For each line of the data below that holds "name", copy the line.

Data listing
====

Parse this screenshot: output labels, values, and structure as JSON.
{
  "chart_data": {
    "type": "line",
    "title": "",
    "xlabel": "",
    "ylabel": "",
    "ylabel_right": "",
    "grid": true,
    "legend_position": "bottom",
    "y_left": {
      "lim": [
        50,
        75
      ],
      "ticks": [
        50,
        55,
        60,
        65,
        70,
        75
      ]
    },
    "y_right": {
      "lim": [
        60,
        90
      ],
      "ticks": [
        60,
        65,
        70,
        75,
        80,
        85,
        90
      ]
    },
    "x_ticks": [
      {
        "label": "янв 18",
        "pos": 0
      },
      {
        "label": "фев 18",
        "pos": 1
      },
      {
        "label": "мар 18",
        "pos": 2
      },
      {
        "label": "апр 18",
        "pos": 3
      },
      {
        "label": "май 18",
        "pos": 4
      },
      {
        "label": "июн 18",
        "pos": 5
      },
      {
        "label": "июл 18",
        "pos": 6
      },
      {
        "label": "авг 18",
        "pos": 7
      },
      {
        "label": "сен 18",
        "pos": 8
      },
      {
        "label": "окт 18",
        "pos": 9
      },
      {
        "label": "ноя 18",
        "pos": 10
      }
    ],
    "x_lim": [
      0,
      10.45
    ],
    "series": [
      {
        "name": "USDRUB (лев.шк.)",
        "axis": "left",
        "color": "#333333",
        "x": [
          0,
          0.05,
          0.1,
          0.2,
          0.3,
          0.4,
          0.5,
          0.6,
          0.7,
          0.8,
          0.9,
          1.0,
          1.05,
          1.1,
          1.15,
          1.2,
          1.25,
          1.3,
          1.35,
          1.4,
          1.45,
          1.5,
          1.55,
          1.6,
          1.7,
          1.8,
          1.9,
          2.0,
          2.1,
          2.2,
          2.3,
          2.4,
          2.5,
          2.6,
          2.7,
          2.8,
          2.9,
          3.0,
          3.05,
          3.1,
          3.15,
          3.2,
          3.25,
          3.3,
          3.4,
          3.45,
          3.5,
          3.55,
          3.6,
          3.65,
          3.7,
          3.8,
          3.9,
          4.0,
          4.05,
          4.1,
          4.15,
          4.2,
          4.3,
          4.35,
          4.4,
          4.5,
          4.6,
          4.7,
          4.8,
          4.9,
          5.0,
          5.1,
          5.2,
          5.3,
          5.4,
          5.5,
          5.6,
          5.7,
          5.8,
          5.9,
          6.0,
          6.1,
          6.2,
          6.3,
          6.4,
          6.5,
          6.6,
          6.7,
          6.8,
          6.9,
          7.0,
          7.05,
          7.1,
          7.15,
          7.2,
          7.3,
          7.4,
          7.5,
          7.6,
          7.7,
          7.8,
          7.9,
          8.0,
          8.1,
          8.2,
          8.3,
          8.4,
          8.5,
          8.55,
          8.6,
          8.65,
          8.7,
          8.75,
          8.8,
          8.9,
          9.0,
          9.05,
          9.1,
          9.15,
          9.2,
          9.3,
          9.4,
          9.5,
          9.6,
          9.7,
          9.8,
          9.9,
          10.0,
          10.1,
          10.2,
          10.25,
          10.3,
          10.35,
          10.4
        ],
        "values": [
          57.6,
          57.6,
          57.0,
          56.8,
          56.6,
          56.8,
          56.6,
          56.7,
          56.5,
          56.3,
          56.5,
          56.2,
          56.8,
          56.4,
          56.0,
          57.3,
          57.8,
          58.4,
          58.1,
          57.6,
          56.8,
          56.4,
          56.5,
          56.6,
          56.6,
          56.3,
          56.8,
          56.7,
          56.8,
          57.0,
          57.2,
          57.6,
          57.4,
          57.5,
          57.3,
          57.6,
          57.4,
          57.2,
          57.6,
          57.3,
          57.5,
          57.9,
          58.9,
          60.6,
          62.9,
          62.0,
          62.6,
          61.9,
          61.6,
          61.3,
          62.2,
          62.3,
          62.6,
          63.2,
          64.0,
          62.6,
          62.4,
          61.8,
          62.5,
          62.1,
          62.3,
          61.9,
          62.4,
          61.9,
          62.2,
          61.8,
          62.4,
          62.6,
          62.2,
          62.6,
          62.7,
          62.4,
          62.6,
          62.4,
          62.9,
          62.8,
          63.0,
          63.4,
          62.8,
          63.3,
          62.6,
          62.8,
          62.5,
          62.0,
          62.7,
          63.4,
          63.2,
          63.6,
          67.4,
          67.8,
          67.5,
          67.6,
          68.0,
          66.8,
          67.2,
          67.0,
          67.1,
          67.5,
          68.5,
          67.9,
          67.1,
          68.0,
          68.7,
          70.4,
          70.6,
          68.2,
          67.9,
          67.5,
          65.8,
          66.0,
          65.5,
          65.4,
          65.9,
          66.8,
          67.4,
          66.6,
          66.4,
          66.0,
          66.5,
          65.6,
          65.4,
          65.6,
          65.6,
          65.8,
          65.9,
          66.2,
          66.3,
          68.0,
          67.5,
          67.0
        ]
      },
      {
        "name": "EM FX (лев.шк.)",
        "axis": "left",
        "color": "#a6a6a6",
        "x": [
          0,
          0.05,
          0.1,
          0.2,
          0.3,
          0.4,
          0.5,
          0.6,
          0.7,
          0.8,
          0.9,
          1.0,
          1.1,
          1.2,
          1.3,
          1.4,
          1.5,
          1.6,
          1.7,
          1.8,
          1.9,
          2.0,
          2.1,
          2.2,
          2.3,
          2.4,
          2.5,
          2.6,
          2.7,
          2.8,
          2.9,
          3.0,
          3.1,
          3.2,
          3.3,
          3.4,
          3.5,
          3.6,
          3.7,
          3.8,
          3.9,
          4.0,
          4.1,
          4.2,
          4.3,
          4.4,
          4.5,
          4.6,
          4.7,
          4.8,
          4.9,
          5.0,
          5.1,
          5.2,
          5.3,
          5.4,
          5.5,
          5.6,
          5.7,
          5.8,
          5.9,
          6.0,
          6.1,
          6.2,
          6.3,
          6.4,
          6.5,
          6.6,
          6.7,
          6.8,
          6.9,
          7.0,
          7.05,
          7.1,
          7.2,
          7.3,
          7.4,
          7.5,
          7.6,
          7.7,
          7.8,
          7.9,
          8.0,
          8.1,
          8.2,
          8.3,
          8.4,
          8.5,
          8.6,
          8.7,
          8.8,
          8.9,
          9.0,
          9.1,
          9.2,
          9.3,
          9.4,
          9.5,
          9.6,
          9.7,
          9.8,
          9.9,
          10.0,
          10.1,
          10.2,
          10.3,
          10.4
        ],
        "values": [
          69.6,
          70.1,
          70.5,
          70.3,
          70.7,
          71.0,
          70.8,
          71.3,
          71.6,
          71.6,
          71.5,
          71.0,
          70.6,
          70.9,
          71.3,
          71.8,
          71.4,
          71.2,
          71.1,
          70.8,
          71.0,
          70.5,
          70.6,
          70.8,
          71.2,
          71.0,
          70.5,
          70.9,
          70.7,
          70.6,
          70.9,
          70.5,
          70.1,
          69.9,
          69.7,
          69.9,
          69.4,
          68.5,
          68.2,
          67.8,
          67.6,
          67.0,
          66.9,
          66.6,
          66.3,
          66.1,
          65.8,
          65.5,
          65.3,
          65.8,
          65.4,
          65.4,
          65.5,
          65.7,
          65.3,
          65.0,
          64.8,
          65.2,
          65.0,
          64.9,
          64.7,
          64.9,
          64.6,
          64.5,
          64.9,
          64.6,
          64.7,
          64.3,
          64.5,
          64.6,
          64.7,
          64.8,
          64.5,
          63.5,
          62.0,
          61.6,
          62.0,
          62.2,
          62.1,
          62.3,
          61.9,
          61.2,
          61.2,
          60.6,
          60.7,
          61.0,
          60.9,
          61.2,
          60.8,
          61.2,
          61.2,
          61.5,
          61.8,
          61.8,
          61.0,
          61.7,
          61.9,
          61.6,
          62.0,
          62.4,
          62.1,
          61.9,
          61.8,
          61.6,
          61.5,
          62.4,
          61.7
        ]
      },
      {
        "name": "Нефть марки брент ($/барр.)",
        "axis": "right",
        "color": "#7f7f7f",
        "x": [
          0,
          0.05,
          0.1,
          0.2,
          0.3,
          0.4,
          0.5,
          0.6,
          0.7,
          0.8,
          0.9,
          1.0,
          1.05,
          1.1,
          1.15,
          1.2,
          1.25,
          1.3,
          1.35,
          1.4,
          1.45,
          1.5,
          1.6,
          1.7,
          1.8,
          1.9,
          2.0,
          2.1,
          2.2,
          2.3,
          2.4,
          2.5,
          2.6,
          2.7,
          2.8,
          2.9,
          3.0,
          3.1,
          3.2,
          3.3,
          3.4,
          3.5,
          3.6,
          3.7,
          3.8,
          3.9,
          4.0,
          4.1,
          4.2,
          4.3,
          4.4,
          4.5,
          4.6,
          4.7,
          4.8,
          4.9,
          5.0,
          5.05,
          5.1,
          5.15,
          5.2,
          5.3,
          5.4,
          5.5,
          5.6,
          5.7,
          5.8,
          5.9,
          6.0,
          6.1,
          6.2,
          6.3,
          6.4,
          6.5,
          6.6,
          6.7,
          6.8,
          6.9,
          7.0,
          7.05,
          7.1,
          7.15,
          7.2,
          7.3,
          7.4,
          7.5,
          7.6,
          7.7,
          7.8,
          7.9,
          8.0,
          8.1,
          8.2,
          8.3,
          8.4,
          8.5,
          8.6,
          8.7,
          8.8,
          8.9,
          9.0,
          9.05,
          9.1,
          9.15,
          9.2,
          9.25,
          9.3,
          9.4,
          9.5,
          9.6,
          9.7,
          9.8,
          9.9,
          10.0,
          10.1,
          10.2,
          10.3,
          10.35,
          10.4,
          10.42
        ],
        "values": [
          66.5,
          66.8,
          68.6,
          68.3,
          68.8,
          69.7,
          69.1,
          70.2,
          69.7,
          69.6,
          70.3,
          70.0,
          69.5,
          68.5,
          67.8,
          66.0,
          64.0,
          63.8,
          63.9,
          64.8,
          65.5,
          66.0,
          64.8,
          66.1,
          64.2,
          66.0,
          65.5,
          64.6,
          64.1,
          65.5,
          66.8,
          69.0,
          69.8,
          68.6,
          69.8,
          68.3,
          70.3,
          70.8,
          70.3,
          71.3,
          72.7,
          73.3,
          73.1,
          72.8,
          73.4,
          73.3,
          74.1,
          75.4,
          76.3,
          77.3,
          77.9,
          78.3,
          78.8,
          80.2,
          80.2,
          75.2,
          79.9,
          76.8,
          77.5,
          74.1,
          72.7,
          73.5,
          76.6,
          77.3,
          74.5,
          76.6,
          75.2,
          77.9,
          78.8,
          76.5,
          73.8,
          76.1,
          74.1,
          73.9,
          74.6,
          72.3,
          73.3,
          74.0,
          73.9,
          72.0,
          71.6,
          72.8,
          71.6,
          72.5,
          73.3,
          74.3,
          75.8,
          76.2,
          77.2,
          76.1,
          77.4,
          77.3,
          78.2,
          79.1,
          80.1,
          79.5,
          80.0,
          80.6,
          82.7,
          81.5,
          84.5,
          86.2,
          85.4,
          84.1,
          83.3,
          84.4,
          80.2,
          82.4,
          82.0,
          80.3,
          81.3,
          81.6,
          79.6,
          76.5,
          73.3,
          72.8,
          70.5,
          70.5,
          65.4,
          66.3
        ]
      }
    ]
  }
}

====

| Written answer |
        "name": "USDRUB (лев.шк.)",
        "name": "EM FX (лев.шк.)",
        "name": "Нефть марки брент ($/барр.)",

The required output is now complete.